* **Stated task**
Your task is to print every entry below exactly as given.

* **Available data**
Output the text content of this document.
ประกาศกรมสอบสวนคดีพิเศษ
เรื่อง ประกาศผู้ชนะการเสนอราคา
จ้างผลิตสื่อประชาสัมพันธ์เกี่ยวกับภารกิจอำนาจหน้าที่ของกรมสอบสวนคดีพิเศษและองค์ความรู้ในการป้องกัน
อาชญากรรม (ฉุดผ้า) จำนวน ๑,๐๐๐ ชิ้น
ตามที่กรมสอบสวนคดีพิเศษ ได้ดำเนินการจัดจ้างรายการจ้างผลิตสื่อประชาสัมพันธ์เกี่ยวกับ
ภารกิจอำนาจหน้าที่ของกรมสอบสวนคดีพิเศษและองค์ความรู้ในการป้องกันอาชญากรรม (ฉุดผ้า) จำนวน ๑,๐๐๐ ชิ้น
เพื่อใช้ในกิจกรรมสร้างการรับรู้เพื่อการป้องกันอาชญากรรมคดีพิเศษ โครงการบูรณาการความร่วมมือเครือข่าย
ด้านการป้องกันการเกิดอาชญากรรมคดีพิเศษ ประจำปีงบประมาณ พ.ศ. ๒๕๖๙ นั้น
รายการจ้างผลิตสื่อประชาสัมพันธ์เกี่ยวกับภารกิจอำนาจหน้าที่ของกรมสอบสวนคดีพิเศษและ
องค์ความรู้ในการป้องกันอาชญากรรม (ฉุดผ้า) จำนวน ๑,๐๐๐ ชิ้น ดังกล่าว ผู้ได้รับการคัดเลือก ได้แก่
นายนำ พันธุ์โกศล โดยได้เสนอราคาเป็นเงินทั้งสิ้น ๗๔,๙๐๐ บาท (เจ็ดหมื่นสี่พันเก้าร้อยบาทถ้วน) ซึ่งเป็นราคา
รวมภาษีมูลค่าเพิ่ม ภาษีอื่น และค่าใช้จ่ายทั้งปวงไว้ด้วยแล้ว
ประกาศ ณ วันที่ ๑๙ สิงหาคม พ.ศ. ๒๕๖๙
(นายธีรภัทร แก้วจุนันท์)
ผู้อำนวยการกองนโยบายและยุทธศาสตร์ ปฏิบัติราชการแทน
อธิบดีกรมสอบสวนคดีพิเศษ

* **Solution for this problem**
Output the text content of this document.
ประกาศกรมสอบสวนคดีพิเศษ
เรื่อง ประกาศผู้ชนะการเสนอราคา
จ้างผลิตสื่อประชาสัมพันธ์เกี่ยวกับภารกิจอำนาจหน้าที่ของกรมสอบสวนคดีพิเศษและองค์ความรู้ในการป้องกัน
อาชญากรรม (ฉุดผ้า) จำนวน ๑,๐๐๐ ชิ้น
ตามที่กรมสอบสวนคดีพิเศษ ได้ดำเนินการจัดจ้างรายการจ้างผลิตสื่อประชาสัมพันธ์เกี่ยวกับ
ภารกิจอำนาจหน้าที่ของกรมสอบสวนคดีพิเศษและองค์ความรู้ในการป้องกันอาชญากรรม (ฉุดผ้า) จำนวน ๑,๐๐๐ ชิ้น
เพื่อใช้ในกิจกรรมสร้างการรับรู้เพื่อการป้องกันอาชญากรรมคดีพิเศษ โครงการบูรณาการความร่วมมือเครือข่าย
ด้านการป้องกันการเกิดอาชญากรรมคดีพิเศษ ประจำปีงบประมาณ พ.ศ. ๒๕๖๙ นั้น
รายการจ้างผลิตสื่อประชาสัมพันธ์เกี่ยวกับภารกิจอำนาจหน้าที่ของกรมสอบสวนคดีพิเศษและ
องค์ความรู้ในการป้องกันอาชญากรรม (ฉุดผ้า) จำนวน ๑,๐๐๐ ชิ้น ดังกล่าว ผู้ได้รับการคัดเลือก ได้แก่
นายนำ พันธุ์โกศล โดยได้เสนอราคาเป็นเงินทั้งสิ้น ๗๔,๙๐๐ บาท (เจ็ดหมื่นสี่พันเก้าร้อยบาทถ้วน) ซึ่งเป็นราคา
รวมภาษีมูลค่าเพิ่ม ภาษีอื่น และค่าใช้จ่ายทั้งปวงไว้ด้วยแล้ว
ประกาศ ณ วันที่ ๑๙ สิงหาคม พ.ศ. ๒๕๖๙
(นายธีรภัทร แก้วจุนันท์)
ผู้อำนวยการกองนโยบายและยุทธศาสตร์ ปฏิบัติราชการแทน
อธิบดีกรมสอบสวนคดีพิเศษ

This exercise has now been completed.